**REQUIRED WORK**
What lines of the data include the string "共軍滲透美國"? Copy them all.

□ □ □ □ □ □ □

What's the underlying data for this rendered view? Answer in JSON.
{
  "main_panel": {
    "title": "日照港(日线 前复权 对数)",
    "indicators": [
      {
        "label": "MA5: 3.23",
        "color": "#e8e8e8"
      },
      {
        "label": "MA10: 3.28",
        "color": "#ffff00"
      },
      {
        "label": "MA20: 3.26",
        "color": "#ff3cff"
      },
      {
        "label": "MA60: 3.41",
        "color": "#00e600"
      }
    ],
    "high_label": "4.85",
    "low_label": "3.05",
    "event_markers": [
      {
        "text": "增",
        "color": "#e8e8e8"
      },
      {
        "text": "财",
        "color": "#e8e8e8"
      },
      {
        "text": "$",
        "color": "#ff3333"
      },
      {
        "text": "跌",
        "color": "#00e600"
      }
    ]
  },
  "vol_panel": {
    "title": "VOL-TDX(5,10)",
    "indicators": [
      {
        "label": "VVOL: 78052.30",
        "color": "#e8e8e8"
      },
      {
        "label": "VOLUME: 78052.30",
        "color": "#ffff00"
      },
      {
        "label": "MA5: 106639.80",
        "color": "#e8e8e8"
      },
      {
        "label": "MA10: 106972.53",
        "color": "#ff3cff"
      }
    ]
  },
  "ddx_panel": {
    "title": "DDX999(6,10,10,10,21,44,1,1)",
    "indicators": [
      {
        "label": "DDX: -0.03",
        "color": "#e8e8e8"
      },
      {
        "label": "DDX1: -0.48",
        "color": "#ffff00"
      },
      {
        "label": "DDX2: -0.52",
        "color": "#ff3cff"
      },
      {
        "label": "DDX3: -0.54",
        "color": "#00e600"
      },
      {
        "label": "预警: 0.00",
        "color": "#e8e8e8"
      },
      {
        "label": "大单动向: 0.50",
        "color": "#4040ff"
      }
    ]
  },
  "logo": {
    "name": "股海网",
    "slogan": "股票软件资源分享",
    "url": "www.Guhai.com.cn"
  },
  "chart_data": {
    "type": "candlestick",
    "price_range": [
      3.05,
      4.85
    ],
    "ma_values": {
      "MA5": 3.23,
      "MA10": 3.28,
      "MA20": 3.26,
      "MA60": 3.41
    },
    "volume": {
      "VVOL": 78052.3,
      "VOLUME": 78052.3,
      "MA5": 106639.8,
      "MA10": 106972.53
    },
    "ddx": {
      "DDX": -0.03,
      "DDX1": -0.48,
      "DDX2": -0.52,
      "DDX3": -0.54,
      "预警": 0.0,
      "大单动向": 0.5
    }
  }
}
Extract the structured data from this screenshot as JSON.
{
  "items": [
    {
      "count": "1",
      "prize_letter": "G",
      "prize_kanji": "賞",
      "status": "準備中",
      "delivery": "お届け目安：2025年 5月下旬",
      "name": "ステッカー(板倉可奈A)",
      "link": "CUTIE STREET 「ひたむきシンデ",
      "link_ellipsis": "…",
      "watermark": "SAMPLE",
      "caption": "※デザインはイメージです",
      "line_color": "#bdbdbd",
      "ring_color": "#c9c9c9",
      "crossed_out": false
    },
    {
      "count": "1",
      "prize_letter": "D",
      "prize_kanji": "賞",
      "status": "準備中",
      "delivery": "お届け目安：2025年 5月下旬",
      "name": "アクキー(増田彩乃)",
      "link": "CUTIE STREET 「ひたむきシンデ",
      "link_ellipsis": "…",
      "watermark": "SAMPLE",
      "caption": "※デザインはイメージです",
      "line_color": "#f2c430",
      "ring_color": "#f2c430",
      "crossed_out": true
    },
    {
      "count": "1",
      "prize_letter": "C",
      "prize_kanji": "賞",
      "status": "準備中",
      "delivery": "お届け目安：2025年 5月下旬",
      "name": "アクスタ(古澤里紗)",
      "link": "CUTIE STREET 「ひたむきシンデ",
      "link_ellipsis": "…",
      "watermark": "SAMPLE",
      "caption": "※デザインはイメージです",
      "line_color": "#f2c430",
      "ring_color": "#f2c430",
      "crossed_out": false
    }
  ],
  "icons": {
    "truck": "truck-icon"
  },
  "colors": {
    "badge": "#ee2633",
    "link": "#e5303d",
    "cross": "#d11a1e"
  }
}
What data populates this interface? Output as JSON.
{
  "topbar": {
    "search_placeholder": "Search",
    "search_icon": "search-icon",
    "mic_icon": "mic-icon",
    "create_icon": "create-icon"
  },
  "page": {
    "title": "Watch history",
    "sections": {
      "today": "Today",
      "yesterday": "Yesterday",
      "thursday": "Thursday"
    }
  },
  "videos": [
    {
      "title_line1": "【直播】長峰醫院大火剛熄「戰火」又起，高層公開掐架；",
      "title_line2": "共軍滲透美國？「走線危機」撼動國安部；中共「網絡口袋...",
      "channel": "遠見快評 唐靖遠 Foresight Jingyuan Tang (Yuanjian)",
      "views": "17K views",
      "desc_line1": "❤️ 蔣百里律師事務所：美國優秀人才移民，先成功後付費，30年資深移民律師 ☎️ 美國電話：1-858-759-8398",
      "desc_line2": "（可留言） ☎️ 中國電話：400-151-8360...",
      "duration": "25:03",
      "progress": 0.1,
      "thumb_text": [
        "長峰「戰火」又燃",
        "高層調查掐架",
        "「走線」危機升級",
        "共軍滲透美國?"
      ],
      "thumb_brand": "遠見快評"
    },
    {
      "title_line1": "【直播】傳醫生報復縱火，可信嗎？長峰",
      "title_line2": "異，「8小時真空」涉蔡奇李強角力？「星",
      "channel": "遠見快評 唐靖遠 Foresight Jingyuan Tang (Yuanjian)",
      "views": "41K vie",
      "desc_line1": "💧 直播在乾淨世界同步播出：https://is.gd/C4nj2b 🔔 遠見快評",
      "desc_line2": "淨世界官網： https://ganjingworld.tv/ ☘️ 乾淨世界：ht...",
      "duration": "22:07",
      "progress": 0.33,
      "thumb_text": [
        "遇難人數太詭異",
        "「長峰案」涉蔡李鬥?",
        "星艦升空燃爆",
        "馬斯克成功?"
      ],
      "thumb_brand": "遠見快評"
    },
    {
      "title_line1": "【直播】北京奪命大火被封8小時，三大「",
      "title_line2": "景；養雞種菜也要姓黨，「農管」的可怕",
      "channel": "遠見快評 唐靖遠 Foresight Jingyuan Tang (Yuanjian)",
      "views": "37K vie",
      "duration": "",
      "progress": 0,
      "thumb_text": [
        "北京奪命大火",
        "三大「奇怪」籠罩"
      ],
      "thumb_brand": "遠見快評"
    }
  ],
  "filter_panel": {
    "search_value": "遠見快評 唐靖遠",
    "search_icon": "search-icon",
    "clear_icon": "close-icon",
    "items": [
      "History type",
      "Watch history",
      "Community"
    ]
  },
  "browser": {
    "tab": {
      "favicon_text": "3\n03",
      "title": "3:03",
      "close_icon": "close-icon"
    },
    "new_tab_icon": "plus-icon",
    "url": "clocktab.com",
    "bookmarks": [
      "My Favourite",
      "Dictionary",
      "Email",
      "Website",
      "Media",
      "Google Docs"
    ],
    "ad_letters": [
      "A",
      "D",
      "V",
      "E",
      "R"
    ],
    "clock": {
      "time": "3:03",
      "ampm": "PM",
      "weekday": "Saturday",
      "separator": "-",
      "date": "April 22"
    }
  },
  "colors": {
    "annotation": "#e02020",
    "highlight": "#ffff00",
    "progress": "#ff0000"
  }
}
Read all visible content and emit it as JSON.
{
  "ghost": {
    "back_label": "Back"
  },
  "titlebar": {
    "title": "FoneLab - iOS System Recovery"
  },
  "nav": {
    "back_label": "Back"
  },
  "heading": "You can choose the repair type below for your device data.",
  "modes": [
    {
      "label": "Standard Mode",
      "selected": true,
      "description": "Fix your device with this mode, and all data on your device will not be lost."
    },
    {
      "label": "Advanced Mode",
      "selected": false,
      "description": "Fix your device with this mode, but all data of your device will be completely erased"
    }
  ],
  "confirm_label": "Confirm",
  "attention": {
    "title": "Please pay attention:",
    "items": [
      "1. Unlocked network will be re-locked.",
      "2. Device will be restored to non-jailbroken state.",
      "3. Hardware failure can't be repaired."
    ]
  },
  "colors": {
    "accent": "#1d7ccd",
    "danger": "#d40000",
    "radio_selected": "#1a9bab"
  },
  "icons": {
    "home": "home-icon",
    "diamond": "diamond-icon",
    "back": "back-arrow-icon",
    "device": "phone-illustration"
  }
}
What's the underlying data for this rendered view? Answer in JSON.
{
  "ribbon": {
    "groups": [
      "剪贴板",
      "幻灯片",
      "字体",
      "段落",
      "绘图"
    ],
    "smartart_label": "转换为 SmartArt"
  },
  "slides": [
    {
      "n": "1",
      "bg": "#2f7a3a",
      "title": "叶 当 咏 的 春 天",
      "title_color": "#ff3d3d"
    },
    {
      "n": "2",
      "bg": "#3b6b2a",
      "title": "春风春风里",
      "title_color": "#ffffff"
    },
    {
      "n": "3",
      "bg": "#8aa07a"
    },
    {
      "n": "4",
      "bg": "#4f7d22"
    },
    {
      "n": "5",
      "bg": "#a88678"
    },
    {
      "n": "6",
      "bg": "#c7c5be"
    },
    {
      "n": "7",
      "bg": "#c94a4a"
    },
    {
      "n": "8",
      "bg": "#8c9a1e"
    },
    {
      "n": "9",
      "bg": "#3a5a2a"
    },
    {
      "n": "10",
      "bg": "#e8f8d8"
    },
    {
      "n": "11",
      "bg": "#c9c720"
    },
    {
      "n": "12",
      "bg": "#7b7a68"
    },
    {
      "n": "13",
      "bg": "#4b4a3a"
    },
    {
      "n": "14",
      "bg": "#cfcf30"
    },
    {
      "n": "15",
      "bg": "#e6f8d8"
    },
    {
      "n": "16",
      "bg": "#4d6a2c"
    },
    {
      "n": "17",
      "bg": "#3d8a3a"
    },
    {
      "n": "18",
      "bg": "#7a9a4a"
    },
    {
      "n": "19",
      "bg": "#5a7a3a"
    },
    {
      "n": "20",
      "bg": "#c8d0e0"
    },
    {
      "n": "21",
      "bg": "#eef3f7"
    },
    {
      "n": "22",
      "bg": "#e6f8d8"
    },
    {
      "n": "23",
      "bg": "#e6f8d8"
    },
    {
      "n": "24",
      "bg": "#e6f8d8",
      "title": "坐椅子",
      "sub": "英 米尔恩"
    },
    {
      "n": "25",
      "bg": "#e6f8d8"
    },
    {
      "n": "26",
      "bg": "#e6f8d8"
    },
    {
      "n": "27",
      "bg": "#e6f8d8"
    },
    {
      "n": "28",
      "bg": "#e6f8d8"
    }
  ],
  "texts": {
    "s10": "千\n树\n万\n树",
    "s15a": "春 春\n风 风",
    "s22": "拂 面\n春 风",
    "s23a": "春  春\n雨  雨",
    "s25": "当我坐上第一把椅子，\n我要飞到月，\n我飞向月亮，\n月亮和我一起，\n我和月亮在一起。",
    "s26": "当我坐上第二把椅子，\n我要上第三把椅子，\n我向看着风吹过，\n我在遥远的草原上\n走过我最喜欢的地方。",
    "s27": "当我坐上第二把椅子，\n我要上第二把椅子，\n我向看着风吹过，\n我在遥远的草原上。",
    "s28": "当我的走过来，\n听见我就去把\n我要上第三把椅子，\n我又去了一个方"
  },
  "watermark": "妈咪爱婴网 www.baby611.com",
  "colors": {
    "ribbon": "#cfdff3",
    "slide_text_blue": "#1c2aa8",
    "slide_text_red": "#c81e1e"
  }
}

□ □ □ □ □ □ □

**RESULT**
      "title_line2": "共軍滲透美國？「走線危機」撼動國安部；中共「網絡口袋...",
        "共軍滲透美國?"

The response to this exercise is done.